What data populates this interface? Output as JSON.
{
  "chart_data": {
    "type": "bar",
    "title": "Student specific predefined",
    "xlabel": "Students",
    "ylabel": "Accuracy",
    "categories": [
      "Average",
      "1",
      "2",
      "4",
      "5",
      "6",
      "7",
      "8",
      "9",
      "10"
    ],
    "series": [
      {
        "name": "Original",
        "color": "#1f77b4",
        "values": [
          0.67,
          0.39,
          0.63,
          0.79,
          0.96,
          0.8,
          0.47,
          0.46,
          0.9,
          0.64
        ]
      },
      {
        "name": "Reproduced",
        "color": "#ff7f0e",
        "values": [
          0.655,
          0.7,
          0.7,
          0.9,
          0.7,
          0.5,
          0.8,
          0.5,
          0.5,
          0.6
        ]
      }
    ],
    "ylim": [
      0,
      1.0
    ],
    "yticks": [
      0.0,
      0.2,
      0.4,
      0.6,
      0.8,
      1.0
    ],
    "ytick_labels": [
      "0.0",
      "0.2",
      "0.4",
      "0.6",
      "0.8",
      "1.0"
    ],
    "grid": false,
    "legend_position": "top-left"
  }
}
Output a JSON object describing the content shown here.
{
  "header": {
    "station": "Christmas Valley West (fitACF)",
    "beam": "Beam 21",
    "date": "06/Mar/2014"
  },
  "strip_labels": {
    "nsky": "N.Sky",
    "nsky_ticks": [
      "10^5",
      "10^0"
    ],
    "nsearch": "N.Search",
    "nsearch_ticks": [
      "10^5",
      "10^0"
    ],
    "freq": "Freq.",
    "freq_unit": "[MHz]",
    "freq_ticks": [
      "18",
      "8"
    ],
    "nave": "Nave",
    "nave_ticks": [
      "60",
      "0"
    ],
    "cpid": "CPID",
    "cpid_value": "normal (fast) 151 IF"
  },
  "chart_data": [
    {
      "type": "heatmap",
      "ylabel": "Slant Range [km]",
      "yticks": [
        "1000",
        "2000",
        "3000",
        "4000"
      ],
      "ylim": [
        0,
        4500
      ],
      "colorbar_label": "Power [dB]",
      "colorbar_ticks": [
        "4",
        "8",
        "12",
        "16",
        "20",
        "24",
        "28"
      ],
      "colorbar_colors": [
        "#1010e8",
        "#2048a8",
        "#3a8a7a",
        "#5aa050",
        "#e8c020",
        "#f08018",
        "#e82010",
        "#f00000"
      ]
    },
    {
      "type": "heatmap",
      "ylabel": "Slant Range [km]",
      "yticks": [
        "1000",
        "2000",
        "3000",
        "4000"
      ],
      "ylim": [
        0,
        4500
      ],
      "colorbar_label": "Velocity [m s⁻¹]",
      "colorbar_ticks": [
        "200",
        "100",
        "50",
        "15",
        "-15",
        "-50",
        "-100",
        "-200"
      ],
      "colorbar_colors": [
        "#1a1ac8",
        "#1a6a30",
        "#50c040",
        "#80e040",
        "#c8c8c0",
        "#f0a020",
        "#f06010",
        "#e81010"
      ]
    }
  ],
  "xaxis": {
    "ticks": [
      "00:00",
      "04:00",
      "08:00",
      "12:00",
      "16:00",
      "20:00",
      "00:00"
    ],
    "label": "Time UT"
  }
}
* * *
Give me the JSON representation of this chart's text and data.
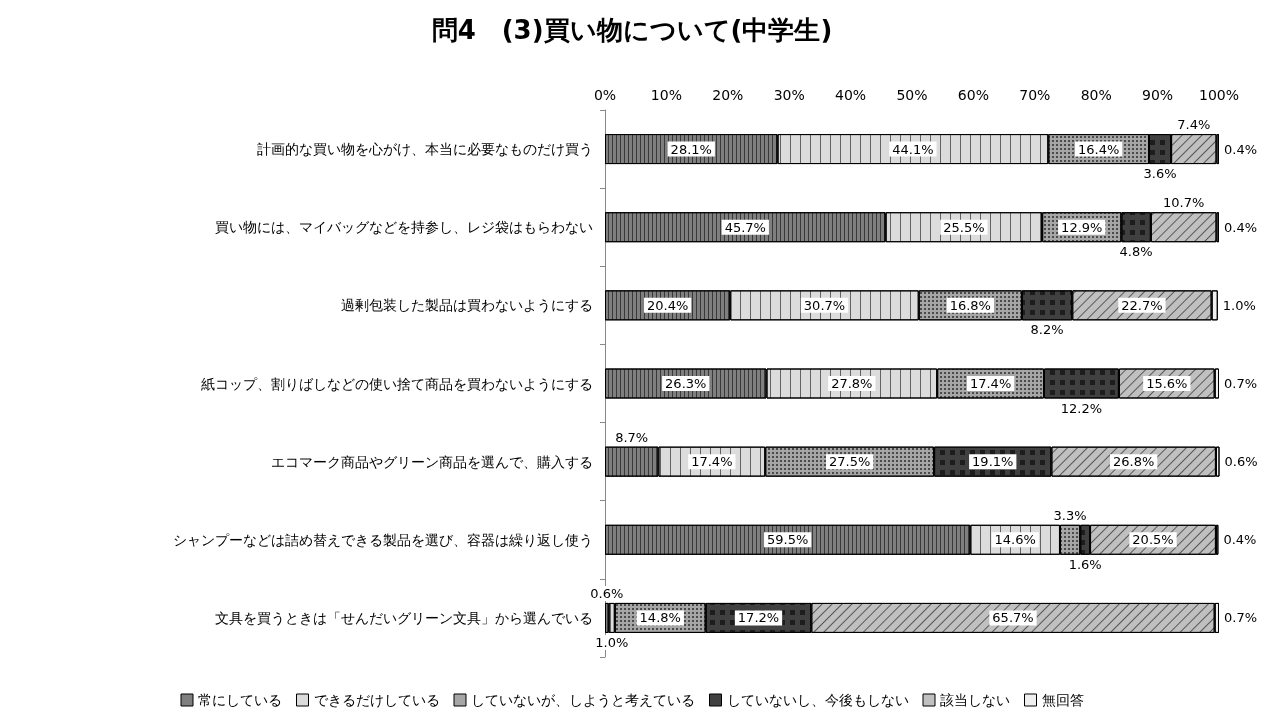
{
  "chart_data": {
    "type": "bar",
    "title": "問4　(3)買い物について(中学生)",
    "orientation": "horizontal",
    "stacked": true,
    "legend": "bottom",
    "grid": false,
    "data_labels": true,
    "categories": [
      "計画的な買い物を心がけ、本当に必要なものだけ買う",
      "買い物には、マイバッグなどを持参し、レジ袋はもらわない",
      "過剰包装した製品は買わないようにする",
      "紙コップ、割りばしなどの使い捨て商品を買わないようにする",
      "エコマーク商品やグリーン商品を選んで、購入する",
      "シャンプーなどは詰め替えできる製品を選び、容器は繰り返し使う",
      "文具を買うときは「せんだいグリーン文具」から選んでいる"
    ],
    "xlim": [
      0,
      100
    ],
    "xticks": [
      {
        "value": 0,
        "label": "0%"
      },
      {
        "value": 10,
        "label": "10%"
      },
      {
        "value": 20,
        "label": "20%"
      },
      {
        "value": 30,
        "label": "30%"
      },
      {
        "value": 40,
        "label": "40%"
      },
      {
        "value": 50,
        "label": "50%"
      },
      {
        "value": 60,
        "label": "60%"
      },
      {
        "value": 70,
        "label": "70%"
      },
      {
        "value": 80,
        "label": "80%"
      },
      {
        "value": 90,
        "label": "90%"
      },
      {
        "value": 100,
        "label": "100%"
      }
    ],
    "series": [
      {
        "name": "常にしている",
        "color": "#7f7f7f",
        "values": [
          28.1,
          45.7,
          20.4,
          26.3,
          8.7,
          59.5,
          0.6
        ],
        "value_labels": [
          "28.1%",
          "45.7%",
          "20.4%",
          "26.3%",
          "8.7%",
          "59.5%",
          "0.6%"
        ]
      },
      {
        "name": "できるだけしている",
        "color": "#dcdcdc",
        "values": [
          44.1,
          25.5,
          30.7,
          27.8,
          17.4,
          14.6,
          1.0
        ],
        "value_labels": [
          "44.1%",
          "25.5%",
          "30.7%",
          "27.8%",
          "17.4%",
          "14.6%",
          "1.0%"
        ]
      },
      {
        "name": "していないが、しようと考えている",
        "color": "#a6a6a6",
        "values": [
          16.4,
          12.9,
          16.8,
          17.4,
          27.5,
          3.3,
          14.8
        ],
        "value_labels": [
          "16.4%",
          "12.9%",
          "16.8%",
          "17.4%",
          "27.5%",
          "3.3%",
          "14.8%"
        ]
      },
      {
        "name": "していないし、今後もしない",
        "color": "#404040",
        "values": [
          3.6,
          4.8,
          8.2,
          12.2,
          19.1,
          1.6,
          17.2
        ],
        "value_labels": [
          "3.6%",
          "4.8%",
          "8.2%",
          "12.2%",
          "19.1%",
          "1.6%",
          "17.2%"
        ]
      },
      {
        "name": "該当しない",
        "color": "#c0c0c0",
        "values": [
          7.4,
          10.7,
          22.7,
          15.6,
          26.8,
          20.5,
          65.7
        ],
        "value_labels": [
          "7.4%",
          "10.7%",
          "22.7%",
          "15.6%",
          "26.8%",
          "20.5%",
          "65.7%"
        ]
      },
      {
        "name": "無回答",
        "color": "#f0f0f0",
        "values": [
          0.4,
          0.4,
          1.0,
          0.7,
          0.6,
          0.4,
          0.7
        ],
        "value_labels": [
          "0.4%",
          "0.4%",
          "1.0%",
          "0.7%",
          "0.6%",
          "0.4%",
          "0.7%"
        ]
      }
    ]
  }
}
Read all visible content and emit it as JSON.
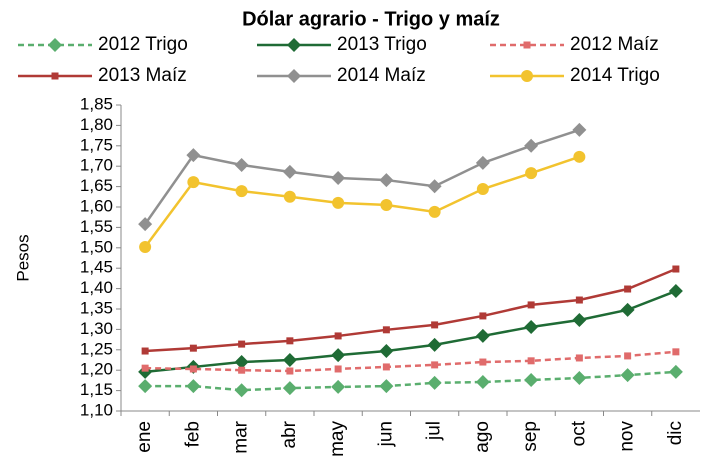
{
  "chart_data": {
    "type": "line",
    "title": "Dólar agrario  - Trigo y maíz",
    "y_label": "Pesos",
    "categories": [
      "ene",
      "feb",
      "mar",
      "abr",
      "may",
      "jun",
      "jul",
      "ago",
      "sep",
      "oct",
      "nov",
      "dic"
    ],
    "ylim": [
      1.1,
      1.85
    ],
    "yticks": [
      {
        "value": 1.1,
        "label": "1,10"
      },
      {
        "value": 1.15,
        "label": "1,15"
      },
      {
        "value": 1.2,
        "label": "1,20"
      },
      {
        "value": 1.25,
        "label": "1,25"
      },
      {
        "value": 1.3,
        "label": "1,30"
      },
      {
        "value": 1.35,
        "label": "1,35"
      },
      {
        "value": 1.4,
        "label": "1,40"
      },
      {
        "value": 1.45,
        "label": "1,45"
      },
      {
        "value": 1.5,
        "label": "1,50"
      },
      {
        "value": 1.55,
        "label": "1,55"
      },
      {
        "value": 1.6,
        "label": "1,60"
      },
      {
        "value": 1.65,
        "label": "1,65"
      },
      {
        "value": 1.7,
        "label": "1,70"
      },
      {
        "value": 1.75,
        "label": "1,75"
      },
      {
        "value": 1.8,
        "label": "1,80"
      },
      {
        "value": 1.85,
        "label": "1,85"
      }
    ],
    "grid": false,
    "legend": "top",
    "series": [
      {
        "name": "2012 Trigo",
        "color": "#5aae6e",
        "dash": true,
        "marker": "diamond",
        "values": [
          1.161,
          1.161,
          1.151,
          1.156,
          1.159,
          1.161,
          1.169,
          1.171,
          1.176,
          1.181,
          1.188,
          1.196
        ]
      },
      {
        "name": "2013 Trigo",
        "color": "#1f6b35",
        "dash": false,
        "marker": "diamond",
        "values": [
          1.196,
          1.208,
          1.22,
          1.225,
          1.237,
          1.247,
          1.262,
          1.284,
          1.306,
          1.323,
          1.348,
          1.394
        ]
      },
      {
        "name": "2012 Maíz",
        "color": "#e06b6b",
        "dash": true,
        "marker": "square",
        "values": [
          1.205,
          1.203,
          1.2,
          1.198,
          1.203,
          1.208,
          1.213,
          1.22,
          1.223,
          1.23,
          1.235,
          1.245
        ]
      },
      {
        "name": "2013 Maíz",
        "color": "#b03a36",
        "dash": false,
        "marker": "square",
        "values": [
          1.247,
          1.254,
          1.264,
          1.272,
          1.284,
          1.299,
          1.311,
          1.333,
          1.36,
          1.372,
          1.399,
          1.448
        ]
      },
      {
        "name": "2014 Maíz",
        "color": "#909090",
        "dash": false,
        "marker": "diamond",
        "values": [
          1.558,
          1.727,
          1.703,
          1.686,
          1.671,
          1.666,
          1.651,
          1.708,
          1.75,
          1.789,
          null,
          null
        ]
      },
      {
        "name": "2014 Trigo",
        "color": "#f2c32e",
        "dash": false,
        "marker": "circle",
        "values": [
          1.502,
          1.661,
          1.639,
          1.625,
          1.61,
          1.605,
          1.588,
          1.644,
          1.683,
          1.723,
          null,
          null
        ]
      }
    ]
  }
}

- [Stated exercise] Return, from the data, each line that has the word "Output" in it.

- [Answer to the task]
What data populates this interface? Output as JSON.
Output a JSON object describing the content shown here.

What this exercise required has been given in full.